Excerpt from a dataset
-- START --

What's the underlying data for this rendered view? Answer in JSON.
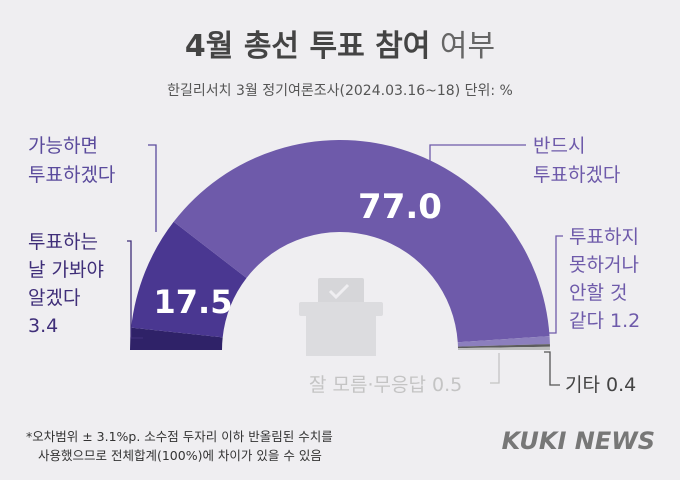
{
  "header": {
    "title_bold": "4월 총선 투표 참여",
    "title_light": " 여부",
    "subtitle": "한길리서치 3월 정기여론조사(2024.03.16~18) 단위: %"
  },
  "chart_data": {
    "type": "pie",
    "subtype": "semicircle-donut",
    "title": "4월 총선 투표 참여 여부",
    "unit": "%",
    "slices": [
      {
        "label_lines": [
          "투표하는",
          "날 가봐야",
          "알겠다",
          "3.4"
        ],
        "value": 3.4,
        "value_text": "3.4",
        "color": "#2f2268",
        "label_color": "#3f2e79"
      },
      {
        "label_lines": [
          "가능하면",
          "투표하겠다"
        ],
        "value": 17.5,
        "value_text": "17.5",
        "color": "#4a3791",
        "label_color": "#5a4a9c"
      },
      {
        "label_lines": [
          "반드시",
          "투표하겠다"
        ],
        "value": 77.0,
        "value_text": "77.0",
        "color": "#6e5aaa",
        "label_color": "#6e5aaa"
      },
      {
        "label_lines": [
          "투표하지",
          "못하거나",
          "안할 것",
          "같다 1.2"
        ],
        "value": 1.2,
        "value_text": "1.2",
        "color": "#8c7fbd",
        "label_color": "#6e5aaa"
      },
      {
        "label_lines": [
          "기타 0.4"
        ],
        "value": 0.4,
        "value_text": "0.4",
        "color": "#5c5c5c",
        "label_color": "#444444"
      },
      {
        "label_lines": [
          "잘 모름·무응답 0.5"
        ],
        "value": 0.5,
        "value_text": "0.5",
        "color": "#bdbdbd",
        "label_color": "#c4c4c4"
      }
    ]
  },
  "footer": {
    "note_line1": "*오차범위 ± 3.1%p. 소수점 두자리 이하 반올림된 수치를",
    "note_line2": "사용했으므로 전체합계(100%)에 차이가 있을 수 있음",
    "logo": "KUKI NEWS"
  },
  "icons": {
    "ballot_box": "ballot-box-icon"
  },
  "colors": {
    "background": "#efeef1",
    "title": "#444444",
    "accent": "#6e5aaa"
  }
}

-- END --

▶ Aim: Give back every line exactly as it stands, pictures excluded.

▶ Solution for this problem:
What's the underlying data for this rendered view? Answer in JSON.
{
  "header": {
    "title_bold": "4월 총선 투표 참여",
    "title_light": " 여부",
    "subtitle": "한길리서치 3월 정기여론조사(2024.03.16~18) 단위: %"
  },
  "chart_data": {
    "type": "pie",
    "subtype": "semicircle-donut",
    "title": "4월 총선 투표 참여 여부",
    "unit": "%",
    "slices": [
      {
        "label_lines": [
          "투표하는",
          "날 가봐야",
          "알겠다",
          "3.4"
        ],
        "value": 3.4,
        "value_text": "3.4",
        "color": "#2f2268",
        "label_color": "#3f2e79"
      },
      {
        "label_lines": [
          "가능하면",
          "투표하겠다"
        ],
        "value": 17.5,
        "value_text": "17.5",
        "color": "#4a3791",
        "label_color": "#5a4a9c"
      },
      {
        "label_lines": [
          "반드시",
          "투표하겠다"
        ],
        "value": 77.0,
        "value_text": "77.0",
        "color": "#6e5aaa",
        "label_color": "#6e5aaa"
      },
      {
        "label_lines": [
          "투표하지",
          "못하거나",
          "안할 것",
          "같다 1.2"
        ],
        "value": 1.2,
        "value_text": "1.2",
        "color": "#8c7fbd",
        "label_color": "#6e5aaa"
      },
      {
        "label_lines": [
          "기타 0.4"
        ],
        "value": 0.4,
        "value_text": "0.4",
        "color": "#5c5c5c",
        "label_color": "#444444"
      },
      {
        "label_lines": [
          "잘 모름·무응답 0.5"
        ],
        "value": 0.5,
        "value_text": "0.5",
        "color": "#bdbdbd",
        "label_color": "#c4c4c4"
      }
    ]
  },
  "footer": {
    "note_line1": "*오차범위 ± 3.1%p. 소수점 두자리 이하 반올림된 수치를",
    "note_line2": "사용했으므로 전체합계(100%)에 차이가 있을 수 있음",
    "logo": "KUKI NEWS"
  },
  "icons": {
    "ballot_box": "ballot-box-icon"
  },
  "colors": {
    "background": "#efeef1",
    "title": "#444444",
    "accent": "#6e5aaa"
  }
}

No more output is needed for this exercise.